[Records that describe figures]
-- Start --

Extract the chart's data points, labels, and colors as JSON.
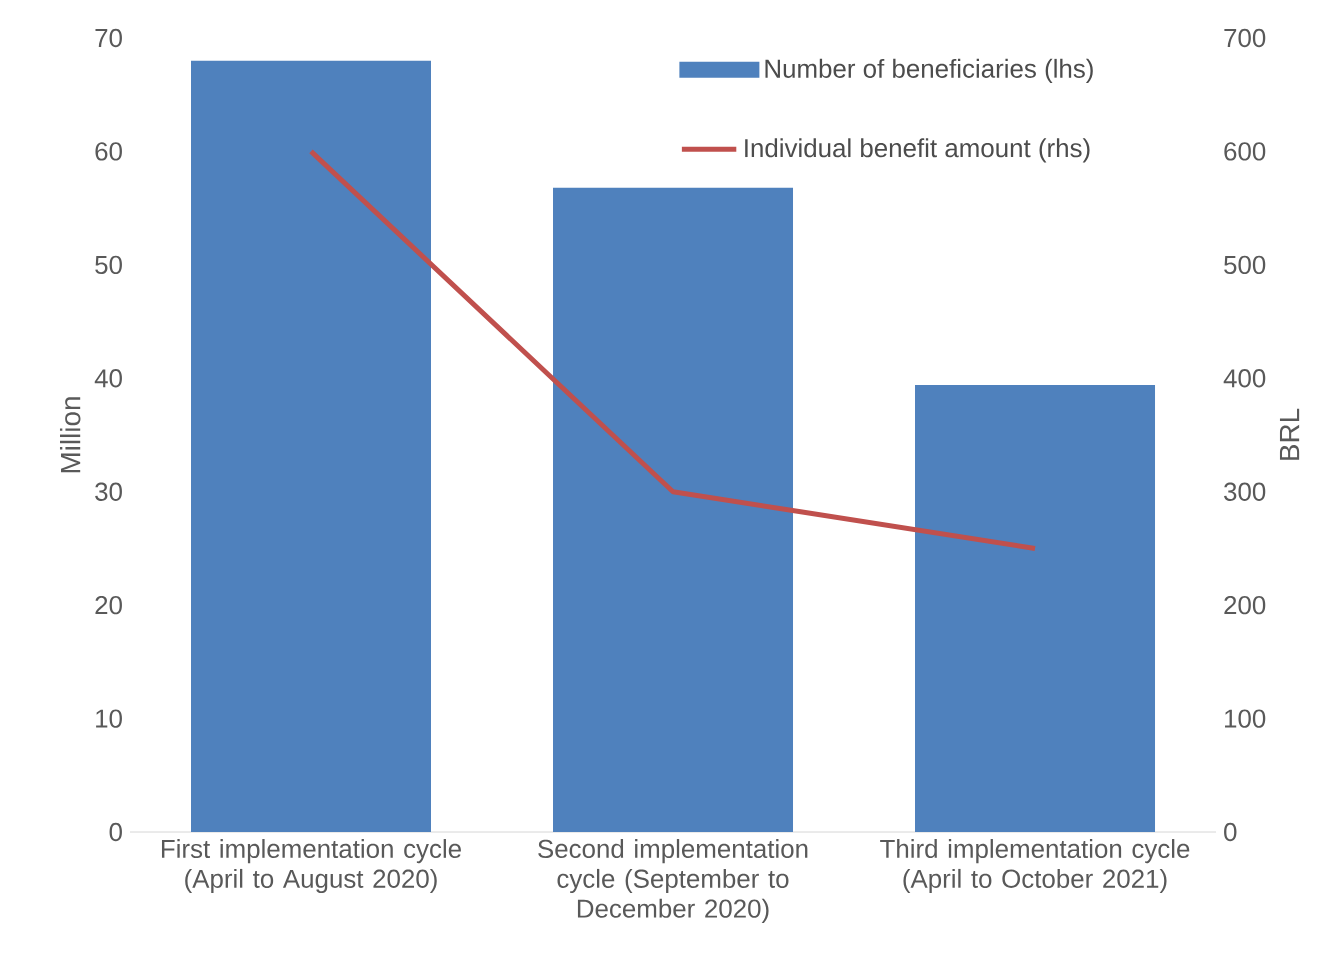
{
  "chart_data": {
    "type": "bar",
    "categories": [
      "First implementation cycle (April to August 2020)",
      "Second implementation cycle  (September to December 2020)",
      "Third implementation cycle  (April to October 2021)"
    ],
    "series": [
      {
        "name": "Number of beneficiaries (lhs)",
        "type": "bar",
        "color": "#4f81bd",
        "values": [
          68,
          56.8,
          39.4
        ]
      },
      {
        "name": "Individual benefit amount (rhs)",
        "type": "line",
        "axis": "y2",
        "color": "#c0504d",
        "values": [
          600,
          300,
          250
        ]
      }
    ],
    "ylabel": "Million",
    "y2label": "BRL",
    "ylim": [
      0,
      70
    ],
    "yticks": [
      0,
      10,
      20,
      30,
      40,
      50,
      60,
      70
    ],
    "y2lim": [
      0,
      700
    ],
    "y2ticks": [
      0,
      100,
      200,
      300,
      400,
      500,
      600,
      700
    ],
    "legend": "top right"
  }
}
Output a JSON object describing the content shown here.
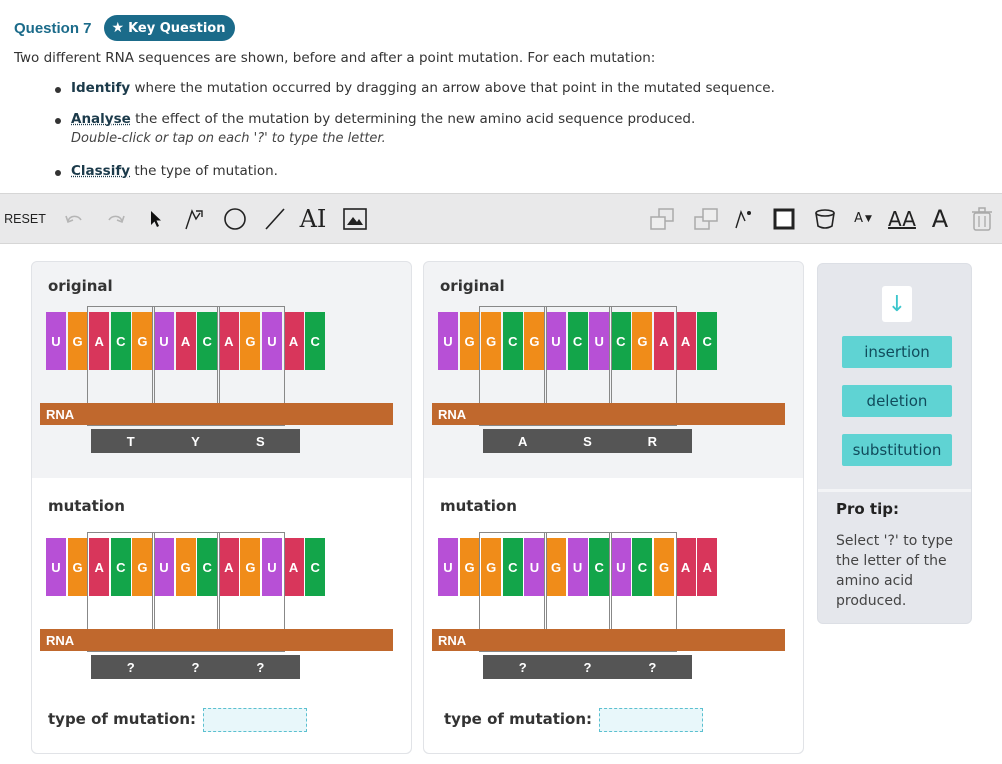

-- End --

> _Written exercise_:
Omit the pictures. Output every record above word for word.

> _Written response_:
Extract the chart's data points, labels, and colors as JSON.
{
  "chart_data": {
    "type": "bar",
    "categories": [
      "First implementation cycle (April to August 2020)",
      "Second implementation cycle  (September to December 2020)",
      "Third implementation cycle  (April to October 2021)"
    ],
    "series": [
      {
        "name": "Number of beneficiaries (lhs)",
        "type": "bar",
        "color": "#4f81bd",
        "values": [
          68,
          56.8,
          39.4
        ]
      },
      {
        "name": "Individual benefit amount (rhs)",
        "type": "line",
        "axis": "y2",
        "color": "#c0504d",
        "values": [
          600,
          300,
          250
        ]
      }
    ],
    "ylabel": "Million",
    "y2label": "BRL",
    "ylim": [
      0,
      70
    ],
    "yticks": [
      0,
      10,
      20,
      30,
      40,
      50,
      60,
      70
    ],
    "y2lim": [
      0,
      700
    ],
    "y2ticks": [
      0,
      100,
      200,
      300,
      400,
      500,
      600,
      700
    ],
    "legend": "top right"
  }
}
Output a JSON object describing the content shown here.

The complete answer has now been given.